__The task__. Write out each line in which the string "FROM" is present.

__Stored data__.
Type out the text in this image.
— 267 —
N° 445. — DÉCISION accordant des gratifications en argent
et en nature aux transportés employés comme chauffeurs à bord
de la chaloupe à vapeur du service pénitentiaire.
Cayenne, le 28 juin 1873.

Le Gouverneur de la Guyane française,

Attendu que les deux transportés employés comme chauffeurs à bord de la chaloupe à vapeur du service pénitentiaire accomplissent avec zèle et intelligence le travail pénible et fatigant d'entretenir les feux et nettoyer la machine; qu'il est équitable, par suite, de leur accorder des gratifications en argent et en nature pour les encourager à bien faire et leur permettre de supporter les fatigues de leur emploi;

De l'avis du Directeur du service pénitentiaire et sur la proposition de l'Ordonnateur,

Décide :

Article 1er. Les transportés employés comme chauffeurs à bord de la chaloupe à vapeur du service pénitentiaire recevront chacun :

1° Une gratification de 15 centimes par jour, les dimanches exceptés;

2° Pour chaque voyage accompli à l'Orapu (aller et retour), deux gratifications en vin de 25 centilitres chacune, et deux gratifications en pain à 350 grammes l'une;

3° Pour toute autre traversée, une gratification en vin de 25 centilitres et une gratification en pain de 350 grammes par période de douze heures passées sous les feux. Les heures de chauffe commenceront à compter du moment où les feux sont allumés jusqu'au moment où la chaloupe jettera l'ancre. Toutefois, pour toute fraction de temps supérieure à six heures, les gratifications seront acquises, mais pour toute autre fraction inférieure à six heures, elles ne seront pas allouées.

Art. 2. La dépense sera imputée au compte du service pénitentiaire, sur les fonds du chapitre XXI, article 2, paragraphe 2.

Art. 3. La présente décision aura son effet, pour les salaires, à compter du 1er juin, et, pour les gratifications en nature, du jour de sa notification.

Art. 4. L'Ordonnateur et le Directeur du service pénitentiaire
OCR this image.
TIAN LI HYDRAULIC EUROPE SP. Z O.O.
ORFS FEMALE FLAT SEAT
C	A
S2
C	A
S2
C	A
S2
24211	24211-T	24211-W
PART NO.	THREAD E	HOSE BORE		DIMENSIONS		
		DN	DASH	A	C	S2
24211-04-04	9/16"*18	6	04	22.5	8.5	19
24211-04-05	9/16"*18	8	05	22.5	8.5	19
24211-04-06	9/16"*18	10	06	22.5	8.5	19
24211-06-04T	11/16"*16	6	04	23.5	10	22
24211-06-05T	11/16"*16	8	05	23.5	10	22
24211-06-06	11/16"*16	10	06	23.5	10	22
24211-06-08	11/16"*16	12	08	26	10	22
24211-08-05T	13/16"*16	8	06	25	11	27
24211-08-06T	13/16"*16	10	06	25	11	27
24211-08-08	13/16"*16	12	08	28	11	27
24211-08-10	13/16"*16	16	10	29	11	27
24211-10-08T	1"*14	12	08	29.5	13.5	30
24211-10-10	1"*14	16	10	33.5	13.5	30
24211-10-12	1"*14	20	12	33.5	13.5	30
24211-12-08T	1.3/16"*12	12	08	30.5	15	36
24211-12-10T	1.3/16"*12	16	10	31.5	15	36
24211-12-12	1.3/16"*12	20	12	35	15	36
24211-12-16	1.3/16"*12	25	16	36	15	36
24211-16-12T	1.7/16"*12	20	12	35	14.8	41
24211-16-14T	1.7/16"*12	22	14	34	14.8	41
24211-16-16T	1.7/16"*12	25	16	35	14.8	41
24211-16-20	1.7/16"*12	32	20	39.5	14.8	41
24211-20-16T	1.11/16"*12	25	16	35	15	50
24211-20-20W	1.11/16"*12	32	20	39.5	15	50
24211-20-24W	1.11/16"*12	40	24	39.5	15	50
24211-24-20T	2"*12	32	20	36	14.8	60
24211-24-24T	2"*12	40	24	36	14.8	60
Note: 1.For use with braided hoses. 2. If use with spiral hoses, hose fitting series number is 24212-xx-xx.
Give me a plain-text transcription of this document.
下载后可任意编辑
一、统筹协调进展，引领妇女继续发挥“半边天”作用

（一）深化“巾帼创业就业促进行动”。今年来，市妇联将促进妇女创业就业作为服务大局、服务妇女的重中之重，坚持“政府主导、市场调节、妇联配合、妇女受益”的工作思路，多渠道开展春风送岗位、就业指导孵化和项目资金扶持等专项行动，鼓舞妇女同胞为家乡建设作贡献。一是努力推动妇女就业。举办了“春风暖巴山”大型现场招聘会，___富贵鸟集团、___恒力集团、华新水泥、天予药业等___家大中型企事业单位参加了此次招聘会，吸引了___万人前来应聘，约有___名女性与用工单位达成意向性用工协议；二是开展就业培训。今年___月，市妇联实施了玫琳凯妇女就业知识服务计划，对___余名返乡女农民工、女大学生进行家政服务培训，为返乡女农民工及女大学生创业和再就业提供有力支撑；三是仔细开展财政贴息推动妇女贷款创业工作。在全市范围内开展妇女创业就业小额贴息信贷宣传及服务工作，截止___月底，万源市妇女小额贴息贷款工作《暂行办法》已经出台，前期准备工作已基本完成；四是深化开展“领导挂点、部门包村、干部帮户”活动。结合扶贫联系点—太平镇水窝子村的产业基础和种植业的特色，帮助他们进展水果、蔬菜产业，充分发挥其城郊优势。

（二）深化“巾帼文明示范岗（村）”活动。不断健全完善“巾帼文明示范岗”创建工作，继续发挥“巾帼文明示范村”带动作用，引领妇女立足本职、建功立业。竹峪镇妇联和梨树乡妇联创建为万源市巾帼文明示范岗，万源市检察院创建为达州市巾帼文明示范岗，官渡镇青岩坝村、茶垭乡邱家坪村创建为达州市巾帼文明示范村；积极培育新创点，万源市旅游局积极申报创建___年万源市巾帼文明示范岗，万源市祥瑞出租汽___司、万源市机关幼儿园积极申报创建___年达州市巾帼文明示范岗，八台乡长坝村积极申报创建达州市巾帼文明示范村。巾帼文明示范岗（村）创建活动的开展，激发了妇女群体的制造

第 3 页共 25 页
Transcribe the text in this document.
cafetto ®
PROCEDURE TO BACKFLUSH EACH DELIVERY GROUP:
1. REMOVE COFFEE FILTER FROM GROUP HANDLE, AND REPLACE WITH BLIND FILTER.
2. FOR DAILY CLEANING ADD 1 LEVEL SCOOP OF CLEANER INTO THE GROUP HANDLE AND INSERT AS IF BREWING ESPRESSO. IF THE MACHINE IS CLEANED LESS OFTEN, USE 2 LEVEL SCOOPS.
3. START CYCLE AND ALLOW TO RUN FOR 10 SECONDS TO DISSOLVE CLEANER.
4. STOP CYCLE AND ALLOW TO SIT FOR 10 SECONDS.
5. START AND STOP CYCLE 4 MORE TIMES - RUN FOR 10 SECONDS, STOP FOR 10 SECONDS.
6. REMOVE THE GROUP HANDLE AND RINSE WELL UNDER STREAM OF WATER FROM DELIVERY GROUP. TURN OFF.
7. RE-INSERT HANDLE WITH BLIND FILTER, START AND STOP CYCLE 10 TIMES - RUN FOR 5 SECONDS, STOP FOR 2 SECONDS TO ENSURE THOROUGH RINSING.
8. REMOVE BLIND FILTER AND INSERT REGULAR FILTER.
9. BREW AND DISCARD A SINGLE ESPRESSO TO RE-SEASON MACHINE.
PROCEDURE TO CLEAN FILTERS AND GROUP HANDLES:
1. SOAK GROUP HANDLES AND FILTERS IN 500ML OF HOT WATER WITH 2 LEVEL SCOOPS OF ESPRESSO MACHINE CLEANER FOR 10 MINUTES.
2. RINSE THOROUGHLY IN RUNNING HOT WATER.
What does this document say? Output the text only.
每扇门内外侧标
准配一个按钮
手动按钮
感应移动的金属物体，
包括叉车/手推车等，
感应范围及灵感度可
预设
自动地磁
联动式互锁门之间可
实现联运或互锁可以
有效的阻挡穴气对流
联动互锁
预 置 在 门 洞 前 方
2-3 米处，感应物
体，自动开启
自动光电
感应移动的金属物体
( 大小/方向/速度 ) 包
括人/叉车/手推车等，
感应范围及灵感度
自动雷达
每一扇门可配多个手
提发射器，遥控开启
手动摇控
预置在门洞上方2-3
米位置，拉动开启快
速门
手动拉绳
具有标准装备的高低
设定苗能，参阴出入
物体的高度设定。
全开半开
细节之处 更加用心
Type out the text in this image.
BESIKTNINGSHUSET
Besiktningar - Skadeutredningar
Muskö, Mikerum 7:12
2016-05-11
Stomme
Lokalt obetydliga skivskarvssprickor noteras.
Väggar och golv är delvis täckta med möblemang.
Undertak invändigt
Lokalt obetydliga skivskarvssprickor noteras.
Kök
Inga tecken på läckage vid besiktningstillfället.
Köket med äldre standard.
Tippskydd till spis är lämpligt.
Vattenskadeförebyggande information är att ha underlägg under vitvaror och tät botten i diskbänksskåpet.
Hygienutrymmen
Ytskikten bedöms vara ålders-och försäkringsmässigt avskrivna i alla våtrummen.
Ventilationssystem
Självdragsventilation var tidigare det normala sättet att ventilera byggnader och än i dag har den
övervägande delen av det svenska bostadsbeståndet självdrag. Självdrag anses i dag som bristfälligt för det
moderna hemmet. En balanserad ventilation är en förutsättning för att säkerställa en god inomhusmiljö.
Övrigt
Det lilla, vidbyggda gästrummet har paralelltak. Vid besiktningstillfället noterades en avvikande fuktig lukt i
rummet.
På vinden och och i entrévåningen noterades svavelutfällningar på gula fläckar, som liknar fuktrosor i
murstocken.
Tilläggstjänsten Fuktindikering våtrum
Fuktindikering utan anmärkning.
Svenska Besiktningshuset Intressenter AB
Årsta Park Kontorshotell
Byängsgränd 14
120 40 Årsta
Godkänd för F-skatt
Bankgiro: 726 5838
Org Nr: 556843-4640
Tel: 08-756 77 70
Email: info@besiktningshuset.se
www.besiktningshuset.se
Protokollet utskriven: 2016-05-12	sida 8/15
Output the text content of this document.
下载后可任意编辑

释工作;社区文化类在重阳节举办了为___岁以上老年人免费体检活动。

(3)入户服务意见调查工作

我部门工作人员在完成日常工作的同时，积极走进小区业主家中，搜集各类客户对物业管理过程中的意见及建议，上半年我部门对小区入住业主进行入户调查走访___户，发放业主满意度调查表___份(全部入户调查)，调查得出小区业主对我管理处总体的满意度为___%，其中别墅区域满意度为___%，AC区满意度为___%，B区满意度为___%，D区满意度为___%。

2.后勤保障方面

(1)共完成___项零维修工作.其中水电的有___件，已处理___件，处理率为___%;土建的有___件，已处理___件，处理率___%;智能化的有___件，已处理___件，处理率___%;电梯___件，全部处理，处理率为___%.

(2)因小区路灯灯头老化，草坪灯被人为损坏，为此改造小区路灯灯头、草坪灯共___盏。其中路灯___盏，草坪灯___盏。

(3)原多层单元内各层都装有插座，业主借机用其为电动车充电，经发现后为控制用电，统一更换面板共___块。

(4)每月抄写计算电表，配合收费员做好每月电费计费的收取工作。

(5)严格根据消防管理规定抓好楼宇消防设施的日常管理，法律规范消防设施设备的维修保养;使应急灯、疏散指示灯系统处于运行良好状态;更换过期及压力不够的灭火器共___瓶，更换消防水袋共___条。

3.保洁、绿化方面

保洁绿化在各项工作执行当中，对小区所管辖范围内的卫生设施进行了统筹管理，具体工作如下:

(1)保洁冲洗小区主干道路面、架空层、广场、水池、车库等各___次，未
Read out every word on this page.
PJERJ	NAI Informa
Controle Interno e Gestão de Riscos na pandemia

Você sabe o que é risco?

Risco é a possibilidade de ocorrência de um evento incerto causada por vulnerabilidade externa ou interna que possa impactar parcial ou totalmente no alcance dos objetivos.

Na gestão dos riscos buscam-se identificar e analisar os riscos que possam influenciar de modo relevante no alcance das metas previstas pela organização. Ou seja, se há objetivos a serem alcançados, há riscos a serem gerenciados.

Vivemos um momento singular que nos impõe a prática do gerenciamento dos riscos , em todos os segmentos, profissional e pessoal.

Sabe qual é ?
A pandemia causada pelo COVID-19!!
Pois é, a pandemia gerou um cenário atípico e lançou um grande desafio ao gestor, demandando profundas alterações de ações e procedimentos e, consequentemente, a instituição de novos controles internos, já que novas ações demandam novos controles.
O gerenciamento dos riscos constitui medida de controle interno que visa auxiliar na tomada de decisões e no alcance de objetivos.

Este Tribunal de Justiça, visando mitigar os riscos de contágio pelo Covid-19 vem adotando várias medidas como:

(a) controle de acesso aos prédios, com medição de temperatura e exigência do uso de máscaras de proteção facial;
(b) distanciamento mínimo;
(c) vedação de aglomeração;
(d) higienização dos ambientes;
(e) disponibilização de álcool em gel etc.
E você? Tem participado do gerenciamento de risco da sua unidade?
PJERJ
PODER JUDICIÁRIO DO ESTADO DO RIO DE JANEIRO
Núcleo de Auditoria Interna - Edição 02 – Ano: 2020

__Output below__.
1. REMOVE COFFEE FILTER FROM GROUP HANDLE, AND REPLACE WITH BLIND FILTER.
6. REMOVE THE GROUP HANDLE AND RINSE WELL UNDER STREAM OF WATER FROM DELIVERY GROUP. TURN OFF.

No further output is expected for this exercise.